Reproduce, word for word, the lines from the one containing "hero-section: Knowa - Your" through the one containing "brand-logo[interactable]: Knowa xyxy=(16,12,116,48)", including both of those lines.

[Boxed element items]
==========
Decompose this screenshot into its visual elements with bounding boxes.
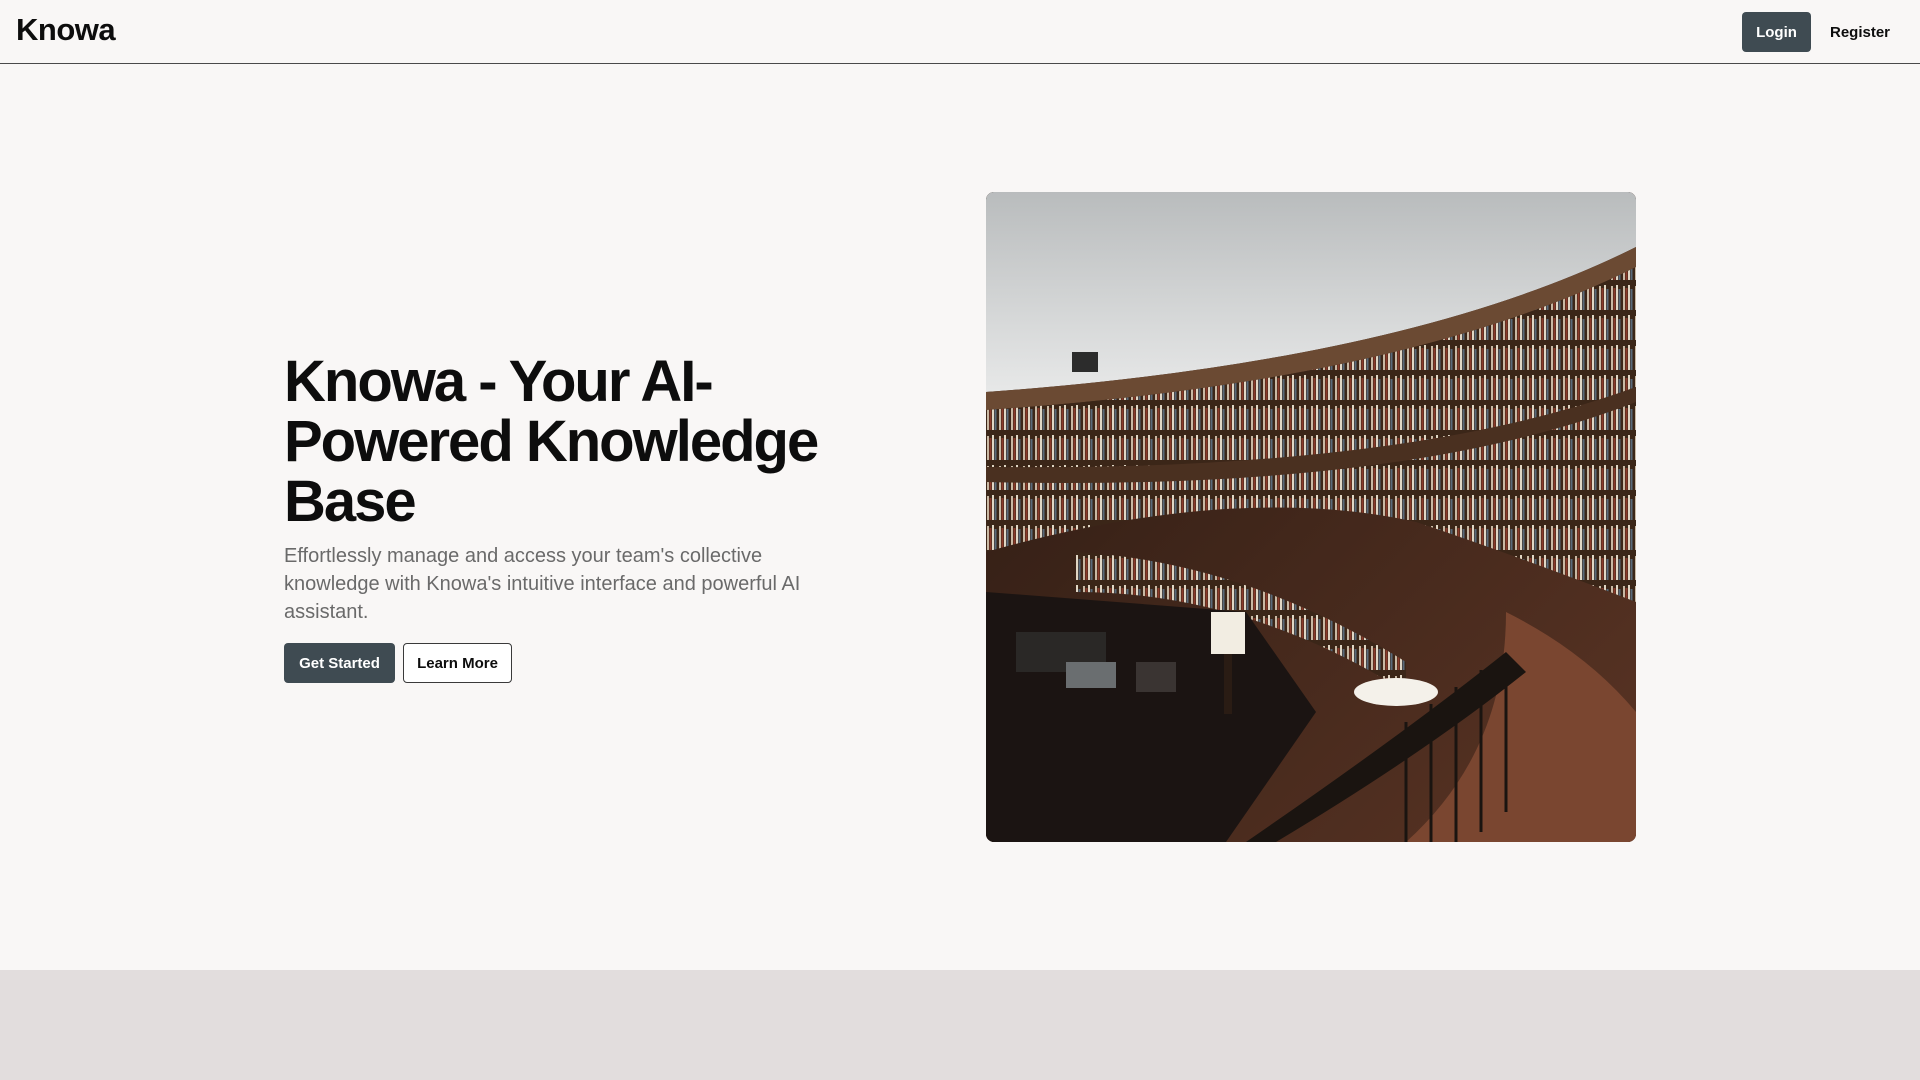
hero-section: Knowa - Your AI-Powered Knowledge Base E… xyxy=(284,352,854,683)
get-started-button[interactable]: Get Started xyxy=(284,643,395,683)
site-header: Knowa Login Register xyxy=(0,0,1920,64)
brand-logo[interactable]: Knowa xyxy=(16,12,116,48)
login-button[interactable]: Login xyxy=(1742,12,1811,52)
hero-actions: Get Started Learn More xyxy=(284,643,854,683)
library-illustration xyxy=(986,192,1636,842)
hero-subtitle: Effortlessly manage and access your team… xyxy=(284,545,801,623)
lower-section-band xyxy=(0,970,1920,1080)
register-button[interactable]: Register xyxy=(1818,12,1902,52)
library-hero-image xyxy=(986,192,1636,842)
hero-title: Knowa - Your AI-Powered Knowledge Base xyxy=(284,349,819,534)
learn-more-button[interactable]: Learn More xyxy=(403,643,512,683)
==========
• [SOLVED PROBLEM]
hero-section: Knowa - Your AI-Powered Knowledge Base E… xyxy=(284,352,854,683)
get-started-button[interactable]: Get Started xyxy=(284,643,395,683)
site-header: Knowa Login Register xyxy=(0,0,1920,64)
brand-logo[interactable]: Knowa xyxy=(16,12,116,48)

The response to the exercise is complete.